[A run of records]
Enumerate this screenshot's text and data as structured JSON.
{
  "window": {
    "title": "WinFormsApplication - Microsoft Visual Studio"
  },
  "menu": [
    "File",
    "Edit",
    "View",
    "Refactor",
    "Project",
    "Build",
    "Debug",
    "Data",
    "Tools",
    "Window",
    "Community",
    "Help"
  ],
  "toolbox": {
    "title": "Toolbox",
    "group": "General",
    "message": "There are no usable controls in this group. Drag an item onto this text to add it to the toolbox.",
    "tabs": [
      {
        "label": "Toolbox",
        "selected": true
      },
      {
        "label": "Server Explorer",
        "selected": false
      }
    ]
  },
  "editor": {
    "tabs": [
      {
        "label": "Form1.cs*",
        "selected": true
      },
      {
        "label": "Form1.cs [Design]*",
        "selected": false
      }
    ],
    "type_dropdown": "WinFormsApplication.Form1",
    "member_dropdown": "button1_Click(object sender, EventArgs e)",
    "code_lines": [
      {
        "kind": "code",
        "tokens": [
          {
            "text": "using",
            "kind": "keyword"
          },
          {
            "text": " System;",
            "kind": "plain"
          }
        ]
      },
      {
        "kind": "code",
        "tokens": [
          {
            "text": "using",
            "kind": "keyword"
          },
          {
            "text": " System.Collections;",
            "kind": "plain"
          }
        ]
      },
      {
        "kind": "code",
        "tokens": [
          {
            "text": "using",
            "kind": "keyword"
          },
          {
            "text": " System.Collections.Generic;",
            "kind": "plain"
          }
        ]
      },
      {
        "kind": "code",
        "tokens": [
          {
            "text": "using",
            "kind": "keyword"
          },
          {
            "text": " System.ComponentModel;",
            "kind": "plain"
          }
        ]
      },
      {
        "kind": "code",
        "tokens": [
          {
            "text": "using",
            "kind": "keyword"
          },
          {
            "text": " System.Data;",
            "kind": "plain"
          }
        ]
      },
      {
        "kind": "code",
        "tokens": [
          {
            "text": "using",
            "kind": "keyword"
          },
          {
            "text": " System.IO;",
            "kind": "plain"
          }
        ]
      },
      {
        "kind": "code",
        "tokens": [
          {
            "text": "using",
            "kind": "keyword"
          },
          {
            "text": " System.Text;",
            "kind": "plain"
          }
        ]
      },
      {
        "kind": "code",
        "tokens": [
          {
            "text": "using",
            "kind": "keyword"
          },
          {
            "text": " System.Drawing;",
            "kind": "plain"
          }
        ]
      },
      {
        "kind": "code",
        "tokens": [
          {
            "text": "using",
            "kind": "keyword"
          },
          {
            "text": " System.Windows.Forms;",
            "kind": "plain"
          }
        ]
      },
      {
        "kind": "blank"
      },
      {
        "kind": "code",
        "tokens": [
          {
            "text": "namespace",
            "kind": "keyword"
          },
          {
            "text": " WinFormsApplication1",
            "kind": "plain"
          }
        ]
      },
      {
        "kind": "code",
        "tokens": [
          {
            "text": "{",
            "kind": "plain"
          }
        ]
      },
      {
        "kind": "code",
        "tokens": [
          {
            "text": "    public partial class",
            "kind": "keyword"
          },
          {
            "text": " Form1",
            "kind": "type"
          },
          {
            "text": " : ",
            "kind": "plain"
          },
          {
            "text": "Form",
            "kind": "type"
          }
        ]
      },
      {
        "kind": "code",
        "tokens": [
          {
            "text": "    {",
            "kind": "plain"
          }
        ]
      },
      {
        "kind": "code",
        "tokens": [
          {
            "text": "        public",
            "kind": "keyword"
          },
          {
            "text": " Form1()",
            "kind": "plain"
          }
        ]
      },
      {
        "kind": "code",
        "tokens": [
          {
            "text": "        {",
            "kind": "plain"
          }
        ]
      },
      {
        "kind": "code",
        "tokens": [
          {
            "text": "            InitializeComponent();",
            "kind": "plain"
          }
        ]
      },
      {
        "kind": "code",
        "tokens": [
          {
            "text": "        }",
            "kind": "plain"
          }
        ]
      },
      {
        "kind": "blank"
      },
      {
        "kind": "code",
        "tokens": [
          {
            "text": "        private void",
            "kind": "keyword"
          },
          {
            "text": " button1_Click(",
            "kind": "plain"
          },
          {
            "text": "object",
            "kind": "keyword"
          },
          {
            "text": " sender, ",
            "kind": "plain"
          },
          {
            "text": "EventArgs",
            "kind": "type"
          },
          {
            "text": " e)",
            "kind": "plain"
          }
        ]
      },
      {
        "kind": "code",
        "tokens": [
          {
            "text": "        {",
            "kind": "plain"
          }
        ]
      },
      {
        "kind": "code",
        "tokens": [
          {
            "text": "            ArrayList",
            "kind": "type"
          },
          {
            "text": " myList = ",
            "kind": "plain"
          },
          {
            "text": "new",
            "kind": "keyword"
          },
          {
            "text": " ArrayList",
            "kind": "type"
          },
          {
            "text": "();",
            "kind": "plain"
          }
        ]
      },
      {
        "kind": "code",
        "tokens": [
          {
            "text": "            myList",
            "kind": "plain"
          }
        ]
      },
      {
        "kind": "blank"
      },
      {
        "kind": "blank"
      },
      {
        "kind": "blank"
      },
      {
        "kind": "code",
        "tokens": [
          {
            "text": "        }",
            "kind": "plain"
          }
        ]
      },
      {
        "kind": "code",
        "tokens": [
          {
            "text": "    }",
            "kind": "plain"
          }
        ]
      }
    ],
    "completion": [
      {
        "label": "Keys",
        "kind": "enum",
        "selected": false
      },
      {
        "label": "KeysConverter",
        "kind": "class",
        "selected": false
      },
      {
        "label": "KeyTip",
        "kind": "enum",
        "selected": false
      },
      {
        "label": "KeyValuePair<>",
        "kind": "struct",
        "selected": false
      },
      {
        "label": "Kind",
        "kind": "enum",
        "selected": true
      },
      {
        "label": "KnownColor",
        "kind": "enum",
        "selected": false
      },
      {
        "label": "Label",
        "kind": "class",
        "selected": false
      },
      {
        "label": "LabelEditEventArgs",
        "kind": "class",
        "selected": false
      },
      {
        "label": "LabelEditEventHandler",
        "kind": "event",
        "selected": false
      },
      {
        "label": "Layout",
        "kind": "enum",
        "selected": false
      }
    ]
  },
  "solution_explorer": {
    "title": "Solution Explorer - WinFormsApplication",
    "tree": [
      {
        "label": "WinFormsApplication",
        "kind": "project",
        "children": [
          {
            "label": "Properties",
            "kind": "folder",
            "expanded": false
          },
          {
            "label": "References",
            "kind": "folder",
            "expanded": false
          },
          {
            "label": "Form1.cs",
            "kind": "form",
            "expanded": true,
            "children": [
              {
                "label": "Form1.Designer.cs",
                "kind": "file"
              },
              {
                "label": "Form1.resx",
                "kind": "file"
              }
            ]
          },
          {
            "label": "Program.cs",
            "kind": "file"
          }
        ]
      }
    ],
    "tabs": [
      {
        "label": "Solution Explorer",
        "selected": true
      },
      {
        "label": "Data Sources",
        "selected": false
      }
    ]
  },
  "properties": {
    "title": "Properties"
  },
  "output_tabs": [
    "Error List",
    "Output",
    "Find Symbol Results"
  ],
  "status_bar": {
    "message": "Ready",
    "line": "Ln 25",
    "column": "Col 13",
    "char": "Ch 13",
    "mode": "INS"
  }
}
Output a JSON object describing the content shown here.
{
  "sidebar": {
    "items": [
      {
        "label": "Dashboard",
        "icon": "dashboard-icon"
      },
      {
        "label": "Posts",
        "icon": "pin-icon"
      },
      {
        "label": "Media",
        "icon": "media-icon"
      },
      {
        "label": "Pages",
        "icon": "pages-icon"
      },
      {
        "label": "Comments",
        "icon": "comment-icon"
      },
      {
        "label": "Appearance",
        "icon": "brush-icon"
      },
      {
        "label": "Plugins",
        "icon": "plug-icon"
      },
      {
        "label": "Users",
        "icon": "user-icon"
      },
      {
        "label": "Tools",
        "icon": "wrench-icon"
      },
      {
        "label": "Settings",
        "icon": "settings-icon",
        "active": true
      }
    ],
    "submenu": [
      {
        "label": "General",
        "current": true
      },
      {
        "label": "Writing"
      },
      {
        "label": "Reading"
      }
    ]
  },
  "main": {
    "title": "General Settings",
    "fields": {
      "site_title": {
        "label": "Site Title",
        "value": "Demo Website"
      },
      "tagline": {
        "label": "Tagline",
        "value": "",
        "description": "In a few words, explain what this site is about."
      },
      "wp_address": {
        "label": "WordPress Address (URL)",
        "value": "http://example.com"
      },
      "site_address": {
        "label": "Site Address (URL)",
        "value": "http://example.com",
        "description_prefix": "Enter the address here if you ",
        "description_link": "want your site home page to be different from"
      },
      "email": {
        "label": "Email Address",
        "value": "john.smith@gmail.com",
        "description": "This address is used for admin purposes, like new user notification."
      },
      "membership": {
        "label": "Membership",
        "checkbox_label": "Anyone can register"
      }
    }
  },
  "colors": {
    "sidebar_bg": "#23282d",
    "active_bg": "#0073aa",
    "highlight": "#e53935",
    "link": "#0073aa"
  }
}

## WHAT YOU SHOULD DO:
Copy all lines from the material that contain "Collections".

## IN RESPONSE:
            "text": " System.Collections;",
            "text": " System.Collections.Generic;",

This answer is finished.